• [Given task] Reproduce all lines of the listing below in which the word "JSON" occurs.

** Begin **

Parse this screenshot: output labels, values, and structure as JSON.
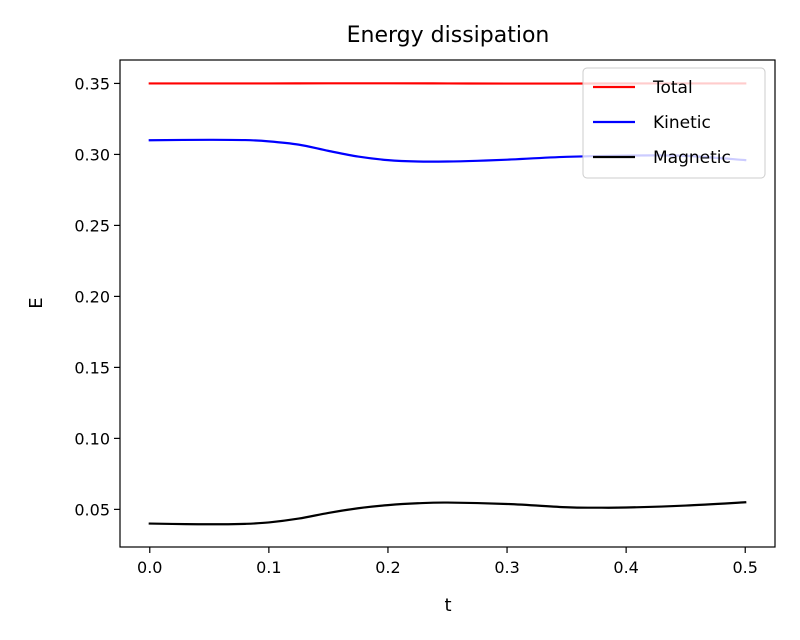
{
  "chart_data": {
    "type": "line",
    "title": "Energy dissipation",
    "xlabel": "t",
    "ylabel": "E",
    "xlim": [
      -0.025,
      0.525
    ],
    "ylim": [
      0.0235,
      0.3665
    ],
    "xticks": [
      0.0,
      0.1,
      0.2,
      0.3,
      0.4,
      0.5
    ],
    "xtick_labels": [
      "0.0",
      "0.1",
      "0.2",
      "0.3",
      "0.4",
      "0.5"
    ],
    "yticks": [
      0.05,
      0.1,
      0.15,
      0.2,
      0.25,
      0.3,
      0.35
    ],
    "ytick_labels": [
      "0.05",
      "0.10",
      "0.15",
      "0.20",
      "0.25",
      "0.30",
      "0.35"
    ],
    "grid": false,
    "legend_position": "top-right",
    "series": [
      {
        "name": "Total",
        "color": "#ff0000",
        "x": [
          0.0,
          0.05,
          0.1,
          0.15,
          0.2,
          0.25,
          0.3,
          0.35,
          0.4,
          0.45,
          0.5
        ],
        "y": [
          0.35,
          0.35,
          0.35,
          0.3501,
          0.3501,
          0.35,
          0.3499,
          0.3499,
          0.35,
          0.35,
          0.35
        ]
      },
      {
        "name": "Kinetic",
        "color": "#0000ff",
        "x": [
          0.0,
          0.05,
          0.08,
          0.1,
          0.125,
          0.15,
          0.175,
          0.2,
          0.225,
          0.25,
          0.275,
          0.3,
          0.35,
          0.4,
          0.45,
          0.5
        ],
        "y": [
          0.31,
          0.3103,
          0.3101,
          0.3092,
          0.3069,
          0.3025,
          0.2985,
          0.296,
          0.295,
          0.295,
          0.2955,
          0.2963,
          0.2983,
          0.2992,
          0.299,
          0.296
        ]
      },
      {
        "name": "Magnetic",
        "color": "#000000",
        "x": [
          0.0,
          0.03,
          0.06,
          0.08,
          0.1,
          0.125,
          0.15,
          0.175,
          0.2,
          0.225,
          0.25,
          0.3,
          0.35,
          0.375,
          0.4,
          0.45,
          0.5
        ],
        "y": [
          0.04,
          0.0396,
          0.0395,
          0.0398,
          0.0408,
          0.0435,
          0.0475,
          0.0508,
          0.053,
          0.0543,
          0.0548,
          0.0538,
          0.0515,
          0.0512,
          0.0513,
          0.0527,
          0.055
        ]
      }
    ]
  }
}
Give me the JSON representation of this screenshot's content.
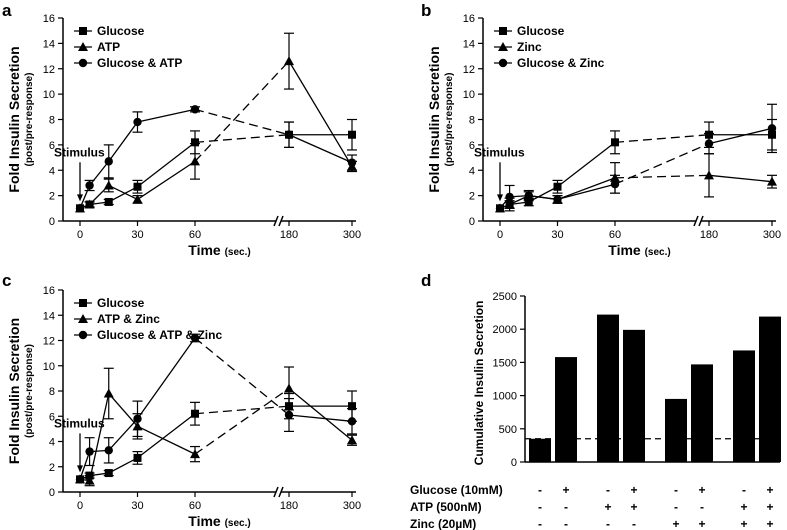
{
  "chart_data": [
    {
      "type": "line",
      "panel": "a",
      "ylabel": "Fold Insulin Secretion",
      "ylabel_sub": "(post/pre-response)",
      "xlabel": "Time",
      "xlabel_unit": "(sec.)",
      "ylim": [
        0,
        16
      ],
      "yticks": [
        0,
        2,
        4,
        6,
        8,
        10,
        12,
        14,
        16
      ],
      "xticks": [
        0,
        30,
        60,
        180,
        300
      ],
      "annotation": "Stimulus",
      "series": [
        {
          "name": "Glucose",
          "marker": "square",
          "x": [
            0,
            5,
            15,
            30,
            60,
            180,
            300
          ],
          "y": [
            1.0,
            1.3,
            1.5,
            2.7,
            6.2,
            6.8,
            6.8
          ],
          "err": [
            0,
            0.2,
            0.2,
            0.5,
            0.9,
            1.0,
            1.2
          ]
        },
        {
          "name": "ATP",
          "marker": "triangle",
          "x": [
            0,
            5,
            15,
            30,
            60,
            180,
            300
          ],
          "y": [
            1.0,
            1.3,
            2.8,
            1.7,
            4.7,
            12.6,
            4.3
          ],
          "err": [
            0,
            0.2,
            0.5,
            0.3,
            1.4,
            2.2,
            0.4
          ]
        },
        {
          "name": "Glucose & ATP",
          "marker": "circle",
          "x": [
            0,
            5,
            15,
            30,
            60,
            180,
            300
          ],
          "y": [
            1.0,
            2.8,
            4.7,
            7.8,
            8.8,
            6.8,
            4.6
          ],
          "err": [
            0,
            0.4,
            1.3,
            0.8,
            0.2,
            1.0,
            0.6
          ]
        }
      ]
    },
    {
      "type": "line",
      "panel": "b",
      "ylabel": "Fold Insulin Secretion",
      "ylabel_sub": "(post/pre-response)",
      "xlabel": "Time",
      "xlabel_unit": "(sec.)",
      "ylim": [
        0,
        16
      ],
      "yticks": [
        0,
        2,
        4,
        6,
        8,
        10,
        12,
        14,
        16
      ],
      "xticks": [
        0,
        30,
        60,
        180,
        300
      ],
      "annotation": "Stimulus",
      "series": [
        {
          "name": "Glucose",
          "marker": "square",
          "x": [
            0,
            5,
            15,
            30,
            60,
            180,
            300
          ],
          "y": [
            1.0,
            1.3,
            1.5,
            2.7,
            6.2,
            6.8,
            6.8
          ],
          "err": [
            0,
            0.3,
            0.3,
            0.5,
            0.9,
            1.0,
            1.2
          ]
        },
        {
          "name": "Zinc",
          "marker": "triangle",
          "x": [
            0,
            5,
            15,
            30,
            60,
            180,
            300
          ],
          "y": [
            1.0,
            1.3,
            2.0,
            1.7,
            3.4,
            3.6,
            3.1
          ],
          "err": [
            0,
            0.5,
            0.3,
            0.3,
            1.2,
            1.7,
            0.5
          ]
        },
        {
          "name": "Glucose & Zinc",
          "marker": "circle",
          "x": [
            0,
            5,
            15,
            30,
            60,
            180,
            300
          ],
          "y": [
            1.0,
            1.9,
            2.0,
            1.7,
            2.9,
            6.1,
            7.3
          ],
          "err": [
            0,
            0.9,
            0.4,
            0.3,
            0.7,
            0.8,
            1.9
          ]
        }
      ]
    },
    {
      "type": "line",
      "panel": "c",
      "ylabel": "Fold Insulin Secretion",
      "ylabel_sub": "(post/pre-response)",
      "xlabel": "Time",
      "xlabel_unit": "(sec.)",
      "ylim": [
        0,
        16
      ],
      "yticks": [
        0,
        2,
        4,
        6,
        8,
        10,
        12,
        14,
        16
      ],
      "xticks": [
        0,
        30,
        60,
        180,
        300
      ],
      "annotation": "Stimulus",
      "series": [
        {
          "name": "Glucose",
          "marker": "square",
          "x": [
            0,
            5,
            15,
            30,
            60,
            180,
            300
          ],
          "y": [
            1.0,
            1.3,
            1.5,
            2.7,
            6.2,
            6.8,
            6.8
          ],
          "err": [
            0,
            0.2,
            0.2,
            0.5,
            0.9,
            1.0,
            1.2
          ]
        },
        {
          "name": "ATP & Zinc",
          "marker": "triangle",
          "x": [
            0,
            5,
            15,
            30,
            60,
            180,
            300
          ],
          "y": [
            1.0,
            0.9,
            7.8,
            5.2,
            3.0,
            8.2,
            4.1
          ],
          "err": [
            0,
            0.4,
            2.0,
            1.0,
            0.6,
            1.7,
            0.4
          ]
        },
        {
          "name": "Glucose & ATP & Zinc",
          "marker": "circle",
          "x": [
            0,
            5,
            15,
            30,
            60,
            180,
            300
          ],
          "y": [
            1.0,
            3.2,
            3.3,
            5.8,
            12.2,
            6.1,
            5.6
          ],
          "err": [
            0,
            1.1,
            1.0,
            1.4,
            0.3,
            1.3,
            1.0
          ]
        }
      ]
    },
    {
      "type": "bar",
      "panel": "d",
      "ylabel": "Cumulative Insulin Secretion",
      "ylim": [
        0,
        2500
      ],
      "yticks": [
        0,
        500,
        1000,
        1500,
        2000,
        2500
      ],
      "baseline_value": 350,
      "values": [
        350,
        1580,
        2220,
        1990,
        950,
        1470,
        1680,
        2190
      ],
      "groups": [
        [
          0,
          1
        ],
        [
          2,
          3
        ],
        [
          4,
          5
        ],
        [
          6,
          7
        ]
      ],
      "conditions": [
        {
          "label": "Glucose (10mM)",
          "signs": [
            "-",
            "+",
            "-",
            "+",
            "-",
            "+",
            "-",
            "+"
          ]
        },
        {
          "label": "ATP (500nM)",
          "signs": [
            "-",
            "-",
            "+",
            "+",
            "-",
            "-",
            "+",
            "+"
          ]
        },
        {
          "label": "Zinc (20µM)",
          "signs": [
            "-",
            "-",
            "-",
            "-",
            "+",
            "+",
            "+",
            "+"
          ]
        }
      ]
    }
  ]
}
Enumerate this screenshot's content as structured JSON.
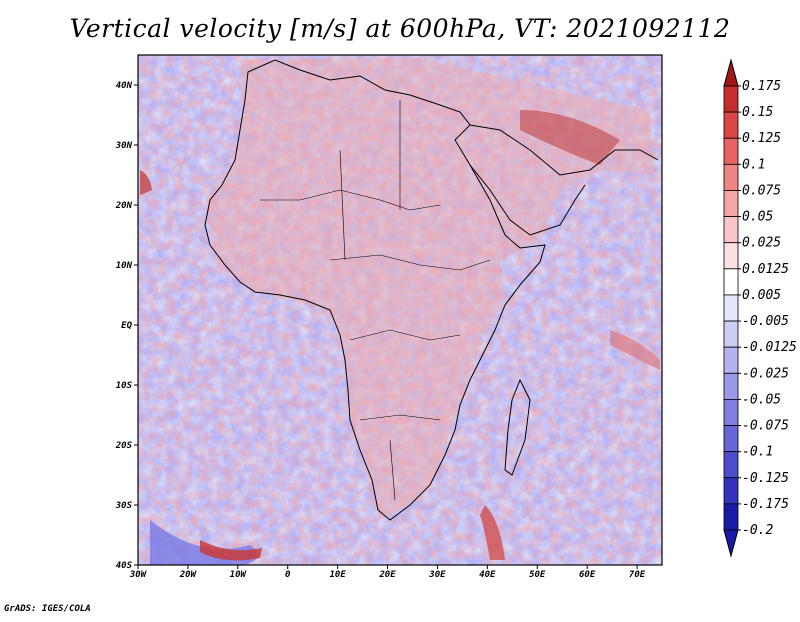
{
  "title": "Vertical velocity [m/s] at 600hPa, VT: 2021092112",
  "credit": "GrADS: IGES/COLA",
  "map": {
    "lon_labels": [
      "30W",
      "20W",
      "10W",
      "0",
      "10E",
      "20E",
      "30E",
      "40E",
      "50E",
      "60E",
      "70E"
    ],
    "lat_labels": [
      "40N",
      "30N",
      "20N",
      "10N",
      "EQ",
      "10S",
      "20S",
      "30S",
      "40S"
    ],
    "lon_range": [
      -30,
      75
    ],
    "lat_range": [
      -40,
      45
    ]
  },
  "colorbar": {
    "labels": [
      "0.175",
      "0.15",
      "0.125",
      "0.1",
      "0.075",
      "0.05",
      "0.025",
      "0.0125",
      "0.005",
      "-0.005",
      "-0.0125",
      "-0.025",
      "-0.05",
      "-0.075",
      "-0.1",
      "-0.125",
      "-0.175",
      "-0.2"
    ],
    "colors": [
      "#a01818",
      "#c62e2e",
      "#dc4646",
      "#e86464",
      "#ef8484",
      "#f4a6a6",
      "#f8c6c6",
      "#fbe0e0",
      "#ffffff",
      "#e6e6fa",
      "#ccccf5",
      "#b3b3ef",
      "#9999e8",
      "#7f7fe0",
      "#6666d6",
      "#4d4dcc",
      "#3333c0",
      "#1a1aa8",
      "#2222b0"
    ],
    "top_color": "#a01818",
    "bottom_color": "#1a1aa8"
  },
  "colors": {
    "ascent": "#e05050",
    "descent": "#6a6ae0",
    "neutral": "#ffffff",
    "coast": "#000000"
  }
}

** End **

• [The output]
Parse this screenshot: output labels, values, and structure as JSON.
Give me the JSON representation of this screenshot's content.
Enumerate this screenshot's content as structured JSON.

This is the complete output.